* begin *

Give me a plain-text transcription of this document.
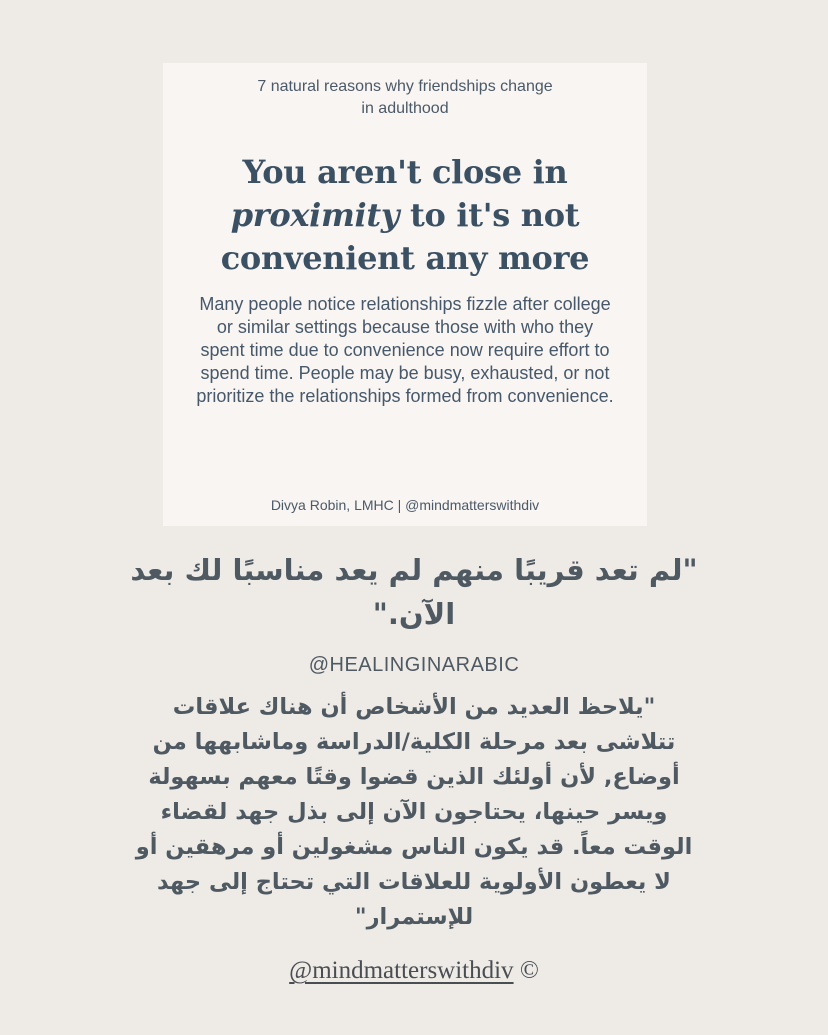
7 natural reasons why friendships change in adulthood
You aren't close in
proximity to it's not
convenient any more
Many people notice relationships fizzle after college or similar settings because those with who they spent time due to convenience now require effort to spend time. People may be busy, exhausted, or not prioritize the relationships formed from convenience.
Divya Robin, LMHC | @mindmatterswithdiv
"لم تعد قريبًا منهم لم يعد مناسبًا لك بعد الآن."
@HEALINGINARABIC
"يلاحظ العديد من الأشخاص أن هناك علاقات تتلاشى بعد مرحلة الكلية/الدراسة وماشابهها من أوضاع, لأن أولئك الذين قضوا وقتًا معهم بسهولة ويسر حينها، يحتاجون الآن إلى بذل جهد لقضاء الوقت معاً. قد يكون الناس مشغولين أو مرهقين أو لا يعطون الأولوية للعلاقات التي تحتاج إلى جهد للإستمرار"
@mindmatterswithdiv ©
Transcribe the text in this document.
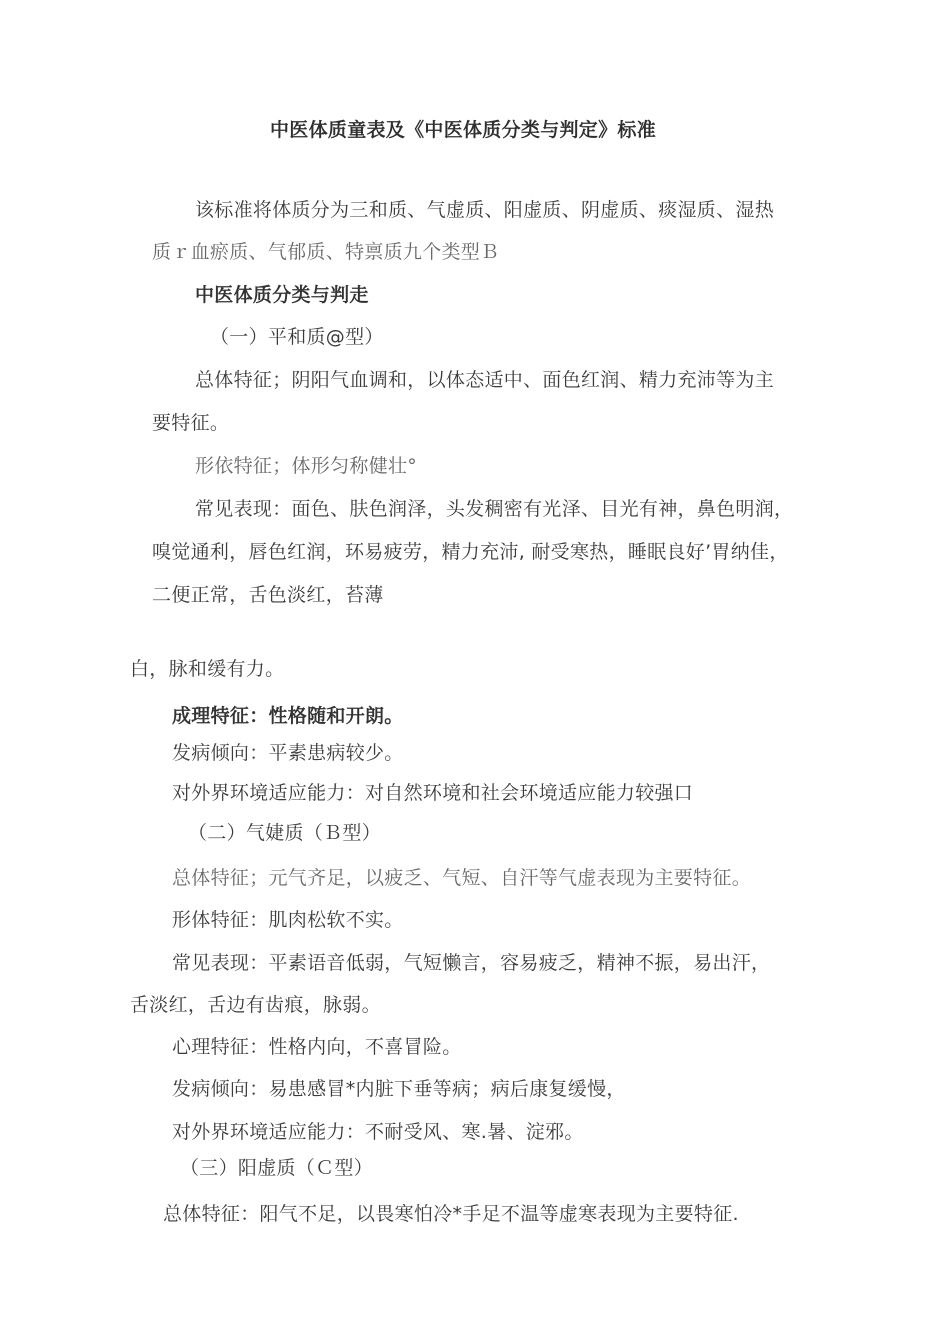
中医体质童表及《中医体质分类与判定》标准
该标准将体质分为三和质、气虚质、阳虚质、阴虚质、痰湿质、湿热
质ｒ血瘀质、气郁质、特禀质九个类型Ｂ
中医体质分类与判走
（一）平和质@型）
总体特征；阴阳气血调和，以体态适中、面色红润、精力充沛等为主
要特征。
形依特征；体形匀称健壮°
常见表现：面色、肤色润泽，头发稠密有光泽、目光有神，鼻色明润，
嗅觉通利，唇色红润，环易疲劳，精力充沛, 耐受寒热，睡眠良好’胃纳佳，
二便正常，舌色淡红，苔薄
白，脉和缓有力。
成理特征：性格随和开朗。
发病倾向：平素患病较少。
对外界环境适应能力：对自然环境和社会环境适应能力较强口
（二）气婕质（Ｂ型）
总体特征；元气齐足，以疲乏、气短、自汗等气虚表现为主要特征。
形体特征：肌肉松软不实。
常见表现：平素语音低弱，气短懒言，容易疲乏，精神不振，易出汗，
舌淡红，舌边有齿痕，脉弱。
心理特征：性格内向，不喜冒险。
发病倾向：易患感冒*内脏下垂等病；病后康复缓慢，
对外界环境适应能力：不耐受风、寒.暑、淀邪。
（三）阳虚质（Ｃ型）
总体特征：阳气不足，以畏寒怕冷*手足不温等虚寒表现为主要特征.
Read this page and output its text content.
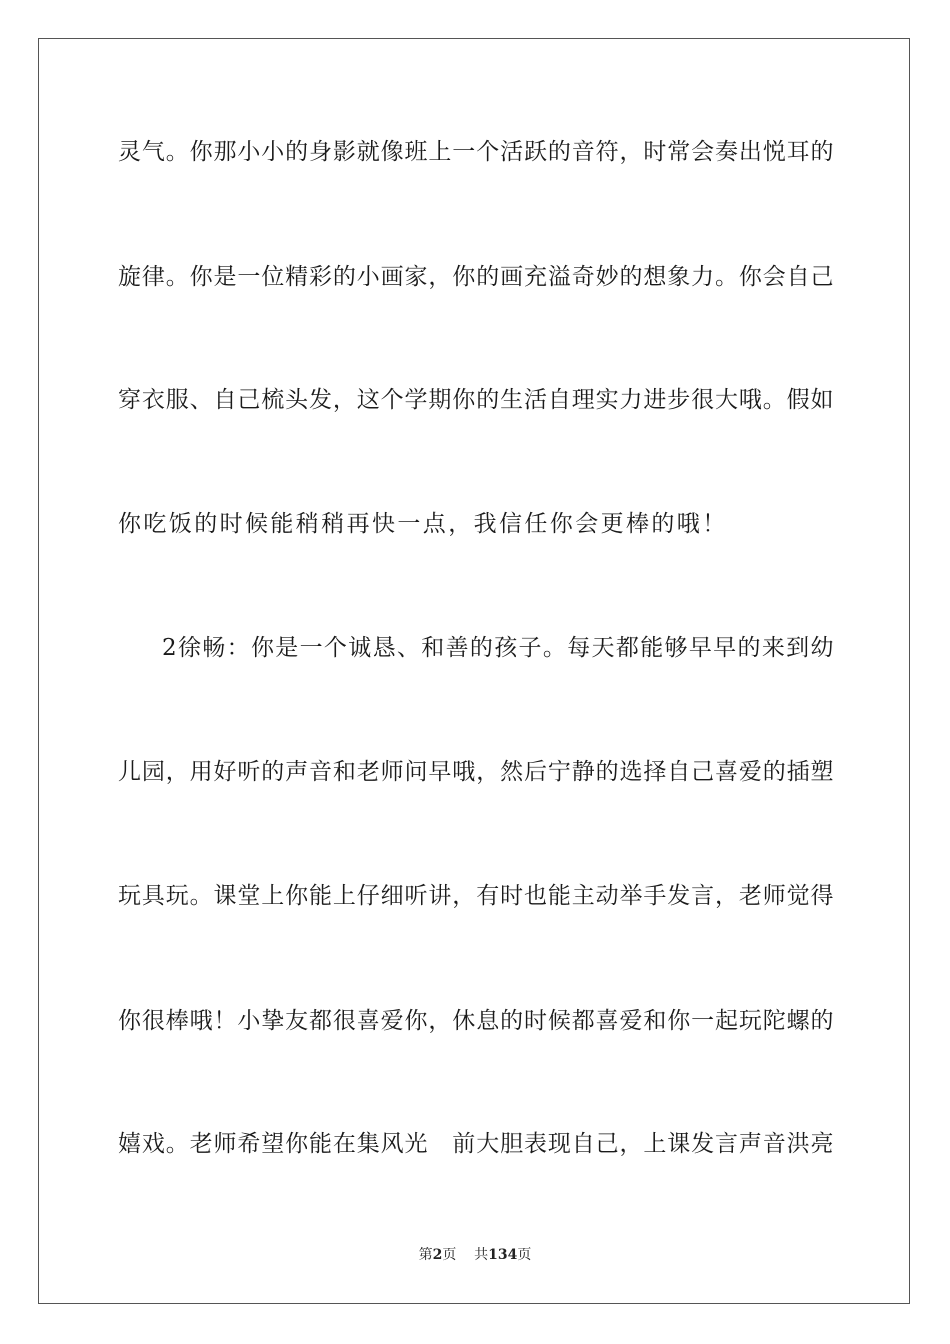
灵气。你那小小的身影就像班上一个活跃的音符，时常会奏出悦耳的
旋律。你是一位精彩的小画家，你的画充溢奇妙的想象力。你会自己
穿衣服、自己梳头发，这个学期你的生活自理实力进步很大哦。假如
你吃饭的时候能稍稍再快一点，我信任你会更棒的哦！
2徐畅：你是一个诚恳、和善的孩子。每天都能够早早的来到幼
儿园，用好听的声音和老师问早哦，然后宁静的选择自己喜爱的插塑
玩具玩。课堂上你能上仔细听讲，有时也能主动举手发言，老师觉得
你很棒哦！小挚友都很喜爱你，休息的时候都喜爱和你一起玩陀螺的
嬉戏。老师希望你能在集风光　前大胆表现自己，上课发言声音洪亮
第2页 共134页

* end *

What the exercise asks -> Repeat the data in full and exactly. Omit pictures.

Task output ->
Give me a plain-text transcription of this document.
7 natural reasons why friendships change in adulthood
You aren't close in
proximity to it's not
convenient any more
Many people notice relationships fizzle after college or similar settings because those with who they spent time due to convenience now require effort to spend time. People may be busy, exhausted, or not prioritize the relationships formed from convenience.
Divya Robin, LMHC | @mindmatterswithdiv
"لم تعد قريبًا منهم لم يعد مناسبًا لك بعد الآن."
@HEALINGINARABIC
"يلاحظ العديد من الأشخاص أن هناك علاقات تتلاشى بعد مرحلة الكلية/الدراسة وماشابهها من أوضاع, لأن أولئك الذين قضوا وقتًا معهم بسهولة ويسر حينها، يحتاجون الآن إلى بذل جهد لقضاء الوقت معاً. قد يكون الناس مشغولين أو مرهقين أو لا يعطون الأولوية للعلاقات التي تحتاج إلى جهد للإستمرار"
@mindmatterswithdiv ©
Transcribe the text in this document.
中医体质童表及《中医体质分类与判定》标准
该标准将体质分为三和质、气虚质、阳虚质、阴虚质、痰湿质、湿热
质ｒ血瘀质、气郁质、特禀质九个类型Ｂ
中医体质分类与判走
（一）平和质@型）
总体特征；阴阳气血调和，以体态适中、面色红润、精力充沛等为主
要特征。
形依特征；体形匀称健壮°
常见表现：面色、肤色润泽，头发稠密有光泽、目光有神，鼻色明润，
嗅觉通利，唇色红润，环易疲劳，精力充沛, 耐受寒热，睡眠良好’胃纳佳，
二便正常，舌色淡红，苔薄
白，脉和缓有力。
成理特征：性格随和开朗。
发病倾向：平素患病较少。
对外界环境适应能力：对自然环境和社会环境适应能力较强口
（二）气婕质（Ｂ型）
总体特征；元气齐足，以疲乏、气短、自汗等气虚表现为主要特征。
形体特征：肌肉松软不实。
常见表现：平素语音低弱，气短懒言，容易疲乏，精神不振，易出汗，
舌淡红，舌边有齿痕，脉弱。
心理特征：性格内向，不喜冒险。
发病倾向：易患感冒*内脏下垂等病；病后康复缓慢，
对外界环境适应能力：不耐受风、寒.暑、淀邪。
（三）阳虚质（Ｃ型）
总体特征：阳气不足，以畏寒怕冷*手足不温等虚寒表现为主要特征.
Read this page and output its text content.
灵气。你那小小的身影就像班上一个活跃的音符，时常会奏出悦耳的
旋律。你是一位精彩的小画家，你的画充溢奇妙的想象力。你会自己
穿衣服、自己梳头发，这个学期你的生活自理实力进步很大哦。假如
你吃饭的时候能稍稍再快一点，我信任你会更棒的哦！
2徐畅：你是一个诚恳、和善的孩子。每天都能够早早的来到幼
儿园，用好听的声音和老师问早哦，然后宁静的选择自己喜爱的插塑
玩具玩。课堂上你能上仔细听讲，有时也能主动举手发言，老师觉得
你很棒哦！小挚友都很喜爱你，休息的时候都喜爱和你一起玩陀螺的
嬉戏。老师希望你能在集风光　前大胆表现自己，上课发言声音洪亮
第2页 共134页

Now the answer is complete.